Start of THE DATA
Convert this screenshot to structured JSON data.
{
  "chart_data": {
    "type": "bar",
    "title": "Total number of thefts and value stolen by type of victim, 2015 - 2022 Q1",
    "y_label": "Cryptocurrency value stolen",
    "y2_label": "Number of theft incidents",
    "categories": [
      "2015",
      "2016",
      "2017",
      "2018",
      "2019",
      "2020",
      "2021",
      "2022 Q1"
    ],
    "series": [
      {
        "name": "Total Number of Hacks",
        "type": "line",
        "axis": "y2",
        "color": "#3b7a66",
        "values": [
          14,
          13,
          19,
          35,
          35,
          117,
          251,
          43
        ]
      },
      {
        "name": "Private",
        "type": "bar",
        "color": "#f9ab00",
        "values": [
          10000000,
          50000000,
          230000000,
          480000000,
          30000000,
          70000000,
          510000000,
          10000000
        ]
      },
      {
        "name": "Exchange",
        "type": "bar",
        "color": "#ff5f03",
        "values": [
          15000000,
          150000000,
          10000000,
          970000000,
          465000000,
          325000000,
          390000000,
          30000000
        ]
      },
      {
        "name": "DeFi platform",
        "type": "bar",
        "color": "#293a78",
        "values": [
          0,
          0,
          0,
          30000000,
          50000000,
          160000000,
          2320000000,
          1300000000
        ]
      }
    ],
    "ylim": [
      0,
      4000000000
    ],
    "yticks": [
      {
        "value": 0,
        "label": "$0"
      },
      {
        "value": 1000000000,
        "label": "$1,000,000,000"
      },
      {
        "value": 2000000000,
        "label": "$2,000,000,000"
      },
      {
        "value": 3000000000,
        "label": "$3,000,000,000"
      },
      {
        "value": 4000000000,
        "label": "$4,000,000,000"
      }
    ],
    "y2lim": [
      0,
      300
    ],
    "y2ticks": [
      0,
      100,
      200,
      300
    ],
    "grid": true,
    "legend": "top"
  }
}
End of THE DATA
Start of THE DATA
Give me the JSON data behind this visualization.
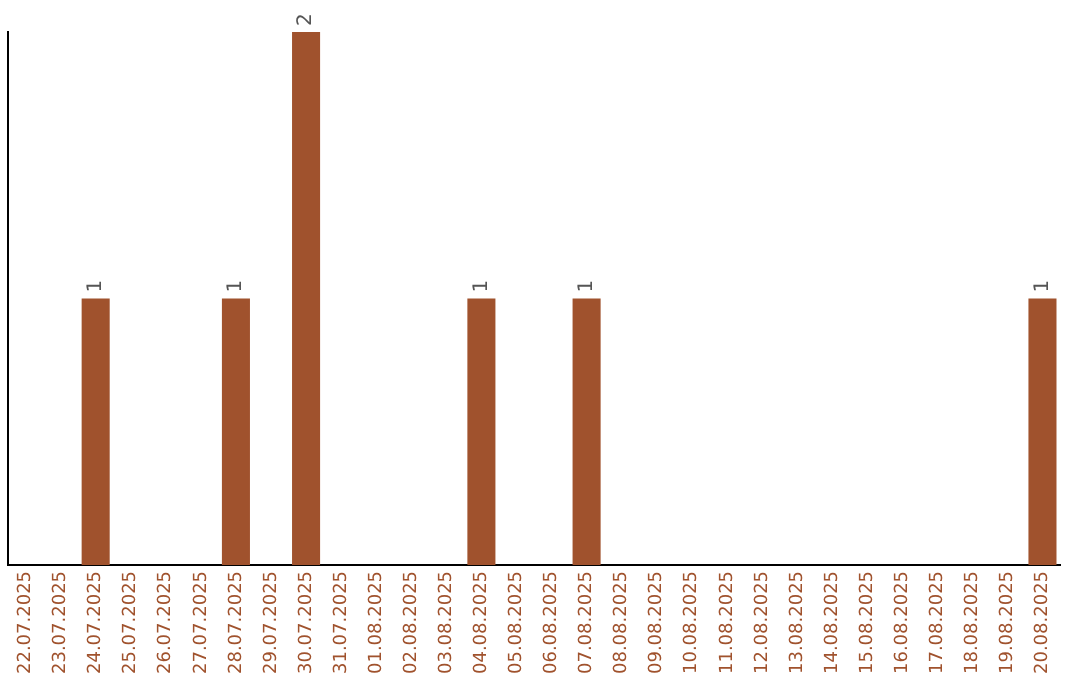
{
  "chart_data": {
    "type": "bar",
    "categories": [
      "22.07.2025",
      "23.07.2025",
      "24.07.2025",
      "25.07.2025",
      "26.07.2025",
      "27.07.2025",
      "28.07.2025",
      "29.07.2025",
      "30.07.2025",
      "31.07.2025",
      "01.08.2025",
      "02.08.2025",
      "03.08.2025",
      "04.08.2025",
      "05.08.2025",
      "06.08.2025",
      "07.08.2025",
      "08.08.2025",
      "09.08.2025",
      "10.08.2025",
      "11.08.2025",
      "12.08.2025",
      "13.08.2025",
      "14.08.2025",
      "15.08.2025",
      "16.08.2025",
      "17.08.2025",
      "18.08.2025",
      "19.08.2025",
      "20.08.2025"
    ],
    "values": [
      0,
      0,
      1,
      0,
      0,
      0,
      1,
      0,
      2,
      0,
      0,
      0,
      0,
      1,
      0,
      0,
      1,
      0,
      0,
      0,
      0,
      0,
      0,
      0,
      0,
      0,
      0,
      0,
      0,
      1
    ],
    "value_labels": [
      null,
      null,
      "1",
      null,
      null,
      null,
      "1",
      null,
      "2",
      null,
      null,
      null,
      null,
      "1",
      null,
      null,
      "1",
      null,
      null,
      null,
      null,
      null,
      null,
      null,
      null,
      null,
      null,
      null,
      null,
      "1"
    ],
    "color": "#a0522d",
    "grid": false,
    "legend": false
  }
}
End of THE DATA
Start of THE DATA
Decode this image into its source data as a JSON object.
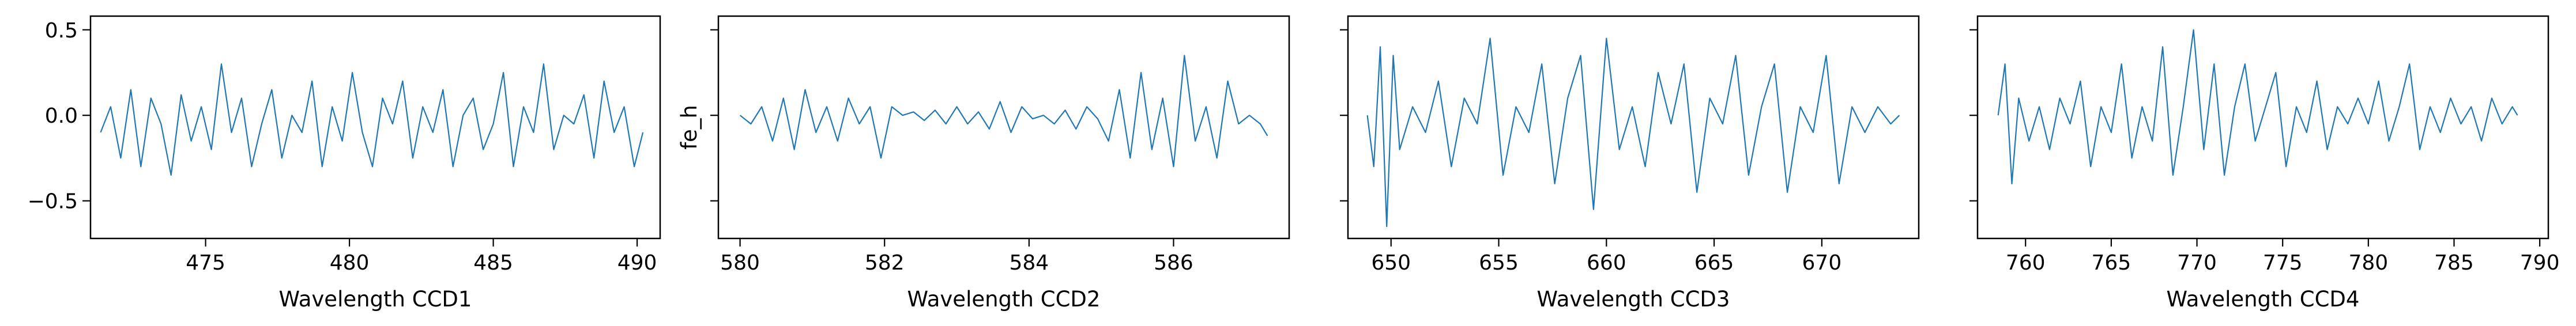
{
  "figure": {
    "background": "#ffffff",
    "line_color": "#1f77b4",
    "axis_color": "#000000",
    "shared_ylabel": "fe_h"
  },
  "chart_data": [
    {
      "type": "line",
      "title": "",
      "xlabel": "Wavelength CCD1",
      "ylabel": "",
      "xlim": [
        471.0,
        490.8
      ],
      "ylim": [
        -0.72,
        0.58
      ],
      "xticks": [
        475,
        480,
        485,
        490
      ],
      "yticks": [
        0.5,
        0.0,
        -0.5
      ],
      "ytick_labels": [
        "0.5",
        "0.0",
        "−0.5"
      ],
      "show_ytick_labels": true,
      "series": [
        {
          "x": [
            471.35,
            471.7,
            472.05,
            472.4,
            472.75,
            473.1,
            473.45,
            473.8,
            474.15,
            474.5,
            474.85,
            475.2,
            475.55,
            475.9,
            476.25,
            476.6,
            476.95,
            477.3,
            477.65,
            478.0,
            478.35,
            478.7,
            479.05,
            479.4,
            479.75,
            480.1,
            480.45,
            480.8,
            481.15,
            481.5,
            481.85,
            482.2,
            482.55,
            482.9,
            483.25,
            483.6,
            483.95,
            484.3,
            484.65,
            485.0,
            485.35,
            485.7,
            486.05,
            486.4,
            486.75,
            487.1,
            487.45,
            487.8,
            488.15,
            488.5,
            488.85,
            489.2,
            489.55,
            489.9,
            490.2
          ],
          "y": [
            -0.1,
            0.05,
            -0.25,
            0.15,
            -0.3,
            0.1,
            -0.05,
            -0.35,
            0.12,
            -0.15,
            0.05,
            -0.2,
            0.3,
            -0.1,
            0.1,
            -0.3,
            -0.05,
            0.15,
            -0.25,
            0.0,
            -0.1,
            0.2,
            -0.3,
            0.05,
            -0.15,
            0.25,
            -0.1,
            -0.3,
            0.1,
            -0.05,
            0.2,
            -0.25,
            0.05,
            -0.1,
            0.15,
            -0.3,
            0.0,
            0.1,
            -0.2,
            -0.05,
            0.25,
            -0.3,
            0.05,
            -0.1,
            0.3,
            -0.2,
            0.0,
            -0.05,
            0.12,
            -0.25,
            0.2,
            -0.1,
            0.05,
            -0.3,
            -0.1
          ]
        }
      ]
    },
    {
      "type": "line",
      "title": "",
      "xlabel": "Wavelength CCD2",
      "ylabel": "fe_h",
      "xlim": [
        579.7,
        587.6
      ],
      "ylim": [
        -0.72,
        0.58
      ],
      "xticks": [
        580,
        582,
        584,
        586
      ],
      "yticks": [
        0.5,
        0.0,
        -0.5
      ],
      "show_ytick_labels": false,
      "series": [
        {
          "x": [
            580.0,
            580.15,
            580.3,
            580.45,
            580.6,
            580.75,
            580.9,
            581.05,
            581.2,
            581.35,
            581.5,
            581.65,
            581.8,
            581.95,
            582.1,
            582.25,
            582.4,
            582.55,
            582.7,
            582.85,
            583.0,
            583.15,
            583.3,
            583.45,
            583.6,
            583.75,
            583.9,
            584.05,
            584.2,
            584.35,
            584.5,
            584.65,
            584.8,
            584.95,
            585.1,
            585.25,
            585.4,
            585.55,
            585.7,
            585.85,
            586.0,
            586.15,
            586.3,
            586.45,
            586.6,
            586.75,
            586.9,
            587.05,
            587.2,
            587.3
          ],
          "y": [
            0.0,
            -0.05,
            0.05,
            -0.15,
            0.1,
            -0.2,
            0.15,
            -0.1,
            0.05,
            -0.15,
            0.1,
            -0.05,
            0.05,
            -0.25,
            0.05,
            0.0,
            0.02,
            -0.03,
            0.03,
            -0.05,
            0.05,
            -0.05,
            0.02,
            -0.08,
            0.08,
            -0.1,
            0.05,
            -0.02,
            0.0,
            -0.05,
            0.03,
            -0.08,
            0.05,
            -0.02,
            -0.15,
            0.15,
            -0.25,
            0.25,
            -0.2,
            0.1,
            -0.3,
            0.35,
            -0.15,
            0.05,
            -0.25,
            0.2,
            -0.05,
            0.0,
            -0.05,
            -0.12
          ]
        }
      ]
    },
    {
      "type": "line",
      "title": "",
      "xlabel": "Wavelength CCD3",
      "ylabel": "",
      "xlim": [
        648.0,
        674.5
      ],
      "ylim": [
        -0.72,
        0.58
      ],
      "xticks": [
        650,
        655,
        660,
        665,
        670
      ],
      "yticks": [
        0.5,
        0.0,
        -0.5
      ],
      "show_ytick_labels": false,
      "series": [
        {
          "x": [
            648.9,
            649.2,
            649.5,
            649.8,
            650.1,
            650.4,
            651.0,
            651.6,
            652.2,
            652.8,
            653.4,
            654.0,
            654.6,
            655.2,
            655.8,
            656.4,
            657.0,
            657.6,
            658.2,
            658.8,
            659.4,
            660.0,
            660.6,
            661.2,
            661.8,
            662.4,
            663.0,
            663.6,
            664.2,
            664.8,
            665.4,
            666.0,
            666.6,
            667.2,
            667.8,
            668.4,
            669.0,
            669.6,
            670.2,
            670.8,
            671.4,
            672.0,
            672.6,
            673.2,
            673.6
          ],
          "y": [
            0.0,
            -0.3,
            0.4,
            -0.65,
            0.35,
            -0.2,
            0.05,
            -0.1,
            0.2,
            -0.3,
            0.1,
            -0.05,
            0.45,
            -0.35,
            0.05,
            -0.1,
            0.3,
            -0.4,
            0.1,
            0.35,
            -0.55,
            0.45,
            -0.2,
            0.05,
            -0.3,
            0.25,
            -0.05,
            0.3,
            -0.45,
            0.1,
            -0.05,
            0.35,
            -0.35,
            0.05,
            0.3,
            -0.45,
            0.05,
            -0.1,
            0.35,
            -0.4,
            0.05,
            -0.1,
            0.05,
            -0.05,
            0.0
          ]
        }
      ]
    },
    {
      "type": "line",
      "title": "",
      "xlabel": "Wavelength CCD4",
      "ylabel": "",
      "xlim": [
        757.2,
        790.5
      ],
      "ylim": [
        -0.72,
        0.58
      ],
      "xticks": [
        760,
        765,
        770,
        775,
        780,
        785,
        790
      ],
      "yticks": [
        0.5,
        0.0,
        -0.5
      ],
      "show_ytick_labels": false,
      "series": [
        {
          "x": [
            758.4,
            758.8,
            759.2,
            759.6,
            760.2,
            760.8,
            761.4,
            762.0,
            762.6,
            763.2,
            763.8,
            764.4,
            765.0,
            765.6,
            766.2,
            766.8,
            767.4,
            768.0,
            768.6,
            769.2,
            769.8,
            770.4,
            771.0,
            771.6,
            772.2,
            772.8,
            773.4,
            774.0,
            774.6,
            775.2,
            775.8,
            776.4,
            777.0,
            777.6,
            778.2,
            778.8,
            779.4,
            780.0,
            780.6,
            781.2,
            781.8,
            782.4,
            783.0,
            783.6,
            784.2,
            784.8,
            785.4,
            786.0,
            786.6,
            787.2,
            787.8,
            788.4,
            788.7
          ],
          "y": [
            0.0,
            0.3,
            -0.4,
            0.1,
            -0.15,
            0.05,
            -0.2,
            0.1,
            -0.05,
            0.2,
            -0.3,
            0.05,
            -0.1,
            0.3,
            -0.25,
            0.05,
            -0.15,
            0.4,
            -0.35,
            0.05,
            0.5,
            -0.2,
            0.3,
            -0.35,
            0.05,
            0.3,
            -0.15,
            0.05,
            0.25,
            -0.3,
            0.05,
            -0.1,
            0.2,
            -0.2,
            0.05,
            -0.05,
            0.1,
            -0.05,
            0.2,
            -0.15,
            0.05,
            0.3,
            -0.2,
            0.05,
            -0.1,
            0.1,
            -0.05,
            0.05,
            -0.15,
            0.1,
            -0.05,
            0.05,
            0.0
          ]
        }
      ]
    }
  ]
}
End of THE DATA
- SET PROBLEM -
Search the data above for the word "Total", then gather each line in which it appears.

- REPLY -
    "title": "Total number of thefts and value stolen by type of victim, 2015 - 2022 Q1",
        "name": "Total Number of Hacks",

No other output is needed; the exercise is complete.